<<<<
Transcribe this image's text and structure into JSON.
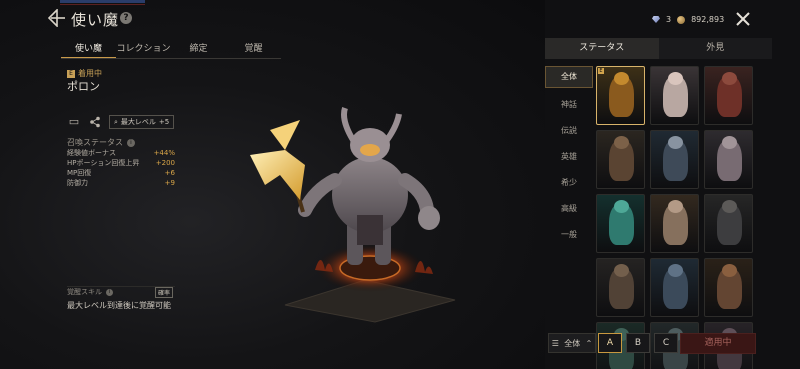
{
  "header": {
    "title": "使い魔",
    "back_icon": "back-arrow-icon",
    "help_icon_text": "?"
  },
  "tabs": [
    {
      "label": "使い魔",
      "active": true
    },
    {
      "label": "コレクション",
      "active": false
    },
    {
      "label": "締定",
      "active": false
    },
    {
      "label": "覚醒",
      "active": false
    }
  ],
  "familiar": {
    "status_badge": "着用中",
    "name": "ポロン",
    "level_pill": "最大レベル",
    "level_value": "+5"
  },
  "stats": {
    "title": "召喚ステータス",
    "rows": [
      {
        "label": "経験値ボーナス",
        "value": "+44%"
      },
      {
        "label": "HPポーション回復上昇",
        "value": "+200"
      },
      {
        "label": "MP回復",
        "value": "+6"
      },
      {
        "label": "防御力",
        "value": "+9"
      }
    ]
  },
  "awakening": {
    "title": "覚醒スキル",
    "tag": "確率",
    "note": "最大レベル到達後に覚醒可能"
  },
  "currency": {
    "gems": "3",
    "gold": "892,893"
  },
  "right_tabs": [
    {
      "label": "ステータス",
      "active": true
    },
    {
      "label": "外見",
      "active": false
    }
  ],
  "grades": [
    {
      "label": "全体",
      "active": true
    },
    {
      "label": "神話",
      "active": false
    },
    {
      "label": "伝説",
      "active": false
    },
    {
      "label": "英雄",
      "active": false
    },
    {
      "label": "希少",
      "active": false
    },
    {
      "label": "高級",
      "active": false
    },
    {
      "label": "一般",
      "active": false
    }
  ],
  "cards": [
    {
      "bg": "#3d3017",
      "fig": "#8a5a1e",
      "head": "#c48a2e",
      "selected": true,
      "equipped": true
    },
    {
      "bg": "#3a3436",
      "fig": "#b8a7a1",
      "head": "#d9c5bd",
      "selected": false,
      "equipped": false
    },
    {
      "bg": "#3a2320",
      "fig": "#6e3028",
      "head": "#8c4a3d",
      "selected": false,
      "equipped": false
    },
    {
      "bg": "#2b2620",
      "fig": "#5a4432",
      "head": "#7c6148",
      "selected": false,
      "equipped": false
    },
    {
      "bg": "#202a33",
      "fig": "#3e4a58",
      "head": "#8893a0",
      "selected": false,
      "equipped": false
    },
    {
      "bg": "#2e2b2f",
      "fig": "#786b72",
      "head": "#a19498",
      "selected": false,
      "equipped": false
    },
    {
      "bg": "#14302e",
      "fig": "#2f7a6f",
      "head": "#4ea897",
      "selected": false,
      "equipped": false
    },
    {
      "bg": "#33291f",
      "fig": "#86705d",
      "head": "#b39a86",
      "selected": false,
      "equipped": false
    },
    {
      "bg": "#262626",
      "fig": "#3d3d3f",
      "head": "#5c5a58",
      "selected": false,
      "equipped": false
    },
    {
      "bg": "#252322",
      "fig": "#514236",
      "head": "#735f4c",
      "selected": false,
      "equipped": false
    },
    {
      "bg": "#1f2a34",
      "fig": "#3b4a5a",
      "head": "#5f7286",
      "selected": false,
      "equipped": false
    },
    {
      "bg": "#2a2118",
      "fig": "#634532",
      "head": "#8a5f3f",
      "selected": false,
      "equipped": false
    },
    {
      "bg": "#1b2a26",
      "fig": "#2f4a42",
      "head": "#3f6258",
      "selected": false,
      "equipped": false
    },
    {
      "bg": "#222829",
      "fig": "#3a4547",
      "head": "#4d5c5e",
      "selected": false,
      "equipped": false
    },
    {
      "bg": "#272327",
      "fig": "#43383f",
      "head": "#5e4f58",
      "selected": false,
      "equipped": false
    }
  ],
  "bottom": {
    "filter_label": "全体",
    "presets": [
      {
        "label": "A",
        "active": true
      },
      {
        "label": "B",
        "active": false
      },
      {
        "label": "C",
        "active": false
      }
    ],
    "apply_label": "適用中"
  },
  "colors": {
    "accent_gold": "#c99a4a",
    "stat_value": "#d8a548",
    "apply_bg": "#3a1615"
  }
}
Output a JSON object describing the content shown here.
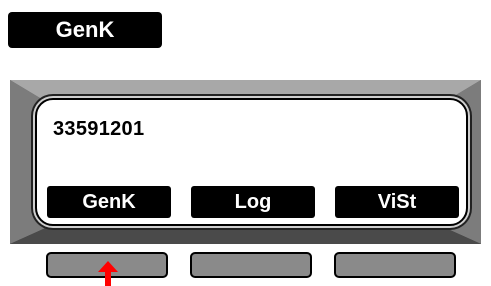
>>>>
INSTRUCTIONS TO FOLLOW:
Extract, from the listing above, every line where the string "title" occurs.

EXPECTED ANSWER:
    "title": "使い魔",
    "title": "召喚ステータス",
    "title": "覚醒スキル",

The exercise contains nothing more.